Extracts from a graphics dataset
○ ○ ○

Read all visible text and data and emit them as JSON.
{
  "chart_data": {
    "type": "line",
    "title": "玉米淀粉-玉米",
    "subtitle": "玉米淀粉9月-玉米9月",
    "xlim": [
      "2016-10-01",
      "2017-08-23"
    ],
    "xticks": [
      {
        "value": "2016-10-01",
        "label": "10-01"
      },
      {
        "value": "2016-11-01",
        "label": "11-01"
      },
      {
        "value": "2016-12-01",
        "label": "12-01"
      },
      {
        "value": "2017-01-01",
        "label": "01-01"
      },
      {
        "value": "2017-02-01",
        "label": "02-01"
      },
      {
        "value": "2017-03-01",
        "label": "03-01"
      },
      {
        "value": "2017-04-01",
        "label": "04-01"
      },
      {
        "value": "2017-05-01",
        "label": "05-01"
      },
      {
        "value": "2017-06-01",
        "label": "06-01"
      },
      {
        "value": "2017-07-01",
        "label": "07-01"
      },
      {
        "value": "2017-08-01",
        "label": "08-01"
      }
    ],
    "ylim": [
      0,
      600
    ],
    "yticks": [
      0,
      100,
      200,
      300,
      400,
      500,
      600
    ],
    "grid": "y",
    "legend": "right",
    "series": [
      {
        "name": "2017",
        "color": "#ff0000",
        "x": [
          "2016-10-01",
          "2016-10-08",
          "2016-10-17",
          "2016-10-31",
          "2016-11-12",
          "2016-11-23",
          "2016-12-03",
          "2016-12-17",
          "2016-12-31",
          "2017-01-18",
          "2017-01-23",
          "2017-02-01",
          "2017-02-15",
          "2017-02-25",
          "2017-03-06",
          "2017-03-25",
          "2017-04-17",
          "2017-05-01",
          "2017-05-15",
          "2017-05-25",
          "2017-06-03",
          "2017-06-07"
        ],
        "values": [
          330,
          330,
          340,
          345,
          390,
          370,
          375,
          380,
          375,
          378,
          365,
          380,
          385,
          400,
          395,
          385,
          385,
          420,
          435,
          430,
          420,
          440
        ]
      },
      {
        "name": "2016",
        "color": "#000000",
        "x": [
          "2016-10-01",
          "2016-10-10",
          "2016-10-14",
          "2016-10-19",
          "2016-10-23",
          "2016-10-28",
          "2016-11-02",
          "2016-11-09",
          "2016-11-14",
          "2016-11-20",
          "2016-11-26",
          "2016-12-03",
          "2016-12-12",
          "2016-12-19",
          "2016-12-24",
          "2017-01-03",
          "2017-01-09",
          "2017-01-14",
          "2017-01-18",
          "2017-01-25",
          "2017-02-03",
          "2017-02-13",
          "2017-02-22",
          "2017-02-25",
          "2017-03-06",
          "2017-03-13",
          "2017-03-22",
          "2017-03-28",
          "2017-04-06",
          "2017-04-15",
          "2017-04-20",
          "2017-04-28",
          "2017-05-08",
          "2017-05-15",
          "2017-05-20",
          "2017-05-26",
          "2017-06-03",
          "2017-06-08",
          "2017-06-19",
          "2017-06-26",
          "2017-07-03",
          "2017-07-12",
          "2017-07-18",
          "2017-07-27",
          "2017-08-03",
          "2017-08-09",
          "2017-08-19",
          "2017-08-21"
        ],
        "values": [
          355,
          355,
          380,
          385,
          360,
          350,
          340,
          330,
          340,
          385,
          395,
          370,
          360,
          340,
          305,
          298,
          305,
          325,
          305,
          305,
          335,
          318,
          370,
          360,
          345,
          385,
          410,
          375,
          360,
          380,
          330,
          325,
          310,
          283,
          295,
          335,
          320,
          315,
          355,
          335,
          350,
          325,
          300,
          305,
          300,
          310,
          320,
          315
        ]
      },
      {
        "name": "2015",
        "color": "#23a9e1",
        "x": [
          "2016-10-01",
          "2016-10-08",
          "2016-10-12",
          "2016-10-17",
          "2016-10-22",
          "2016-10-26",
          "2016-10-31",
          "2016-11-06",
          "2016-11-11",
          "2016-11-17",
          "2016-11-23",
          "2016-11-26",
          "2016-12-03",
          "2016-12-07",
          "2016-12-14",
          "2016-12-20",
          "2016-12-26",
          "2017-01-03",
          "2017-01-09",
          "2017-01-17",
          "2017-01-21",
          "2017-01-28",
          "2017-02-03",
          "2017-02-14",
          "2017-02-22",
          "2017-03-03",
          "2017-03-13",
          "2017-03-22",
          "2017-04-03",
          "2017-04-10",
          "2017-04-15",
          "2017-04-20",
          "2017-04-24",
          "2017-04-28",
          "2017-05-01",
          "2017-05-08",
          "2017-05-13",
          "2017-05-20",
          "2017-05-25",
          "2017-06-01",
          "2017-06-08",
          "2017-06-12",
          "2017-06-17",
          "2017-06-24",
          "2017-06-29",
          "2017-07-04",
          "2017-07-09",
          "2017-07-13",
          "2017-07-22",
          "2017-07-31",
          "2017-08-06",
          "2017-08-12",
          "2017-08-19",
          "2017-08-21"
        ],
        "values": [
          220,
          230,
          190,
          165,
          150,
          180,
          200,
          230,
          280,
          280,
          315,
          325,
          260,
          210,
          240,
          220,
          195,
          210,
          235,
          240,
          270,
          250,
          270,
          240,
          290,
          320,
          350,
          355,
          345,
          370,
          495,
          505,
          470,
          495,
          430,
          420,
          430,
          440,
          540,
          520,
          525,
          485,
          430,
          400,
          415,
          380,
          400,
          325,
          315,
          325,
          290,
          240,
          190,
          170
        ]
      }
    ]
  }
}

○ ○ ○

## CHALLENGE
Where a line above includes "label", copy that line.

## THE SOLUTION
        "label": "10-01"
        "label": "11-01"
        "label": "12-01"
        "label": "01-01"
        "label": "02-01"
        "label": "03-01"
        "label": "04-01"
        "label": "05-01"
        "label": "06-01"
        "label": "07-01"
        "label": "08-01"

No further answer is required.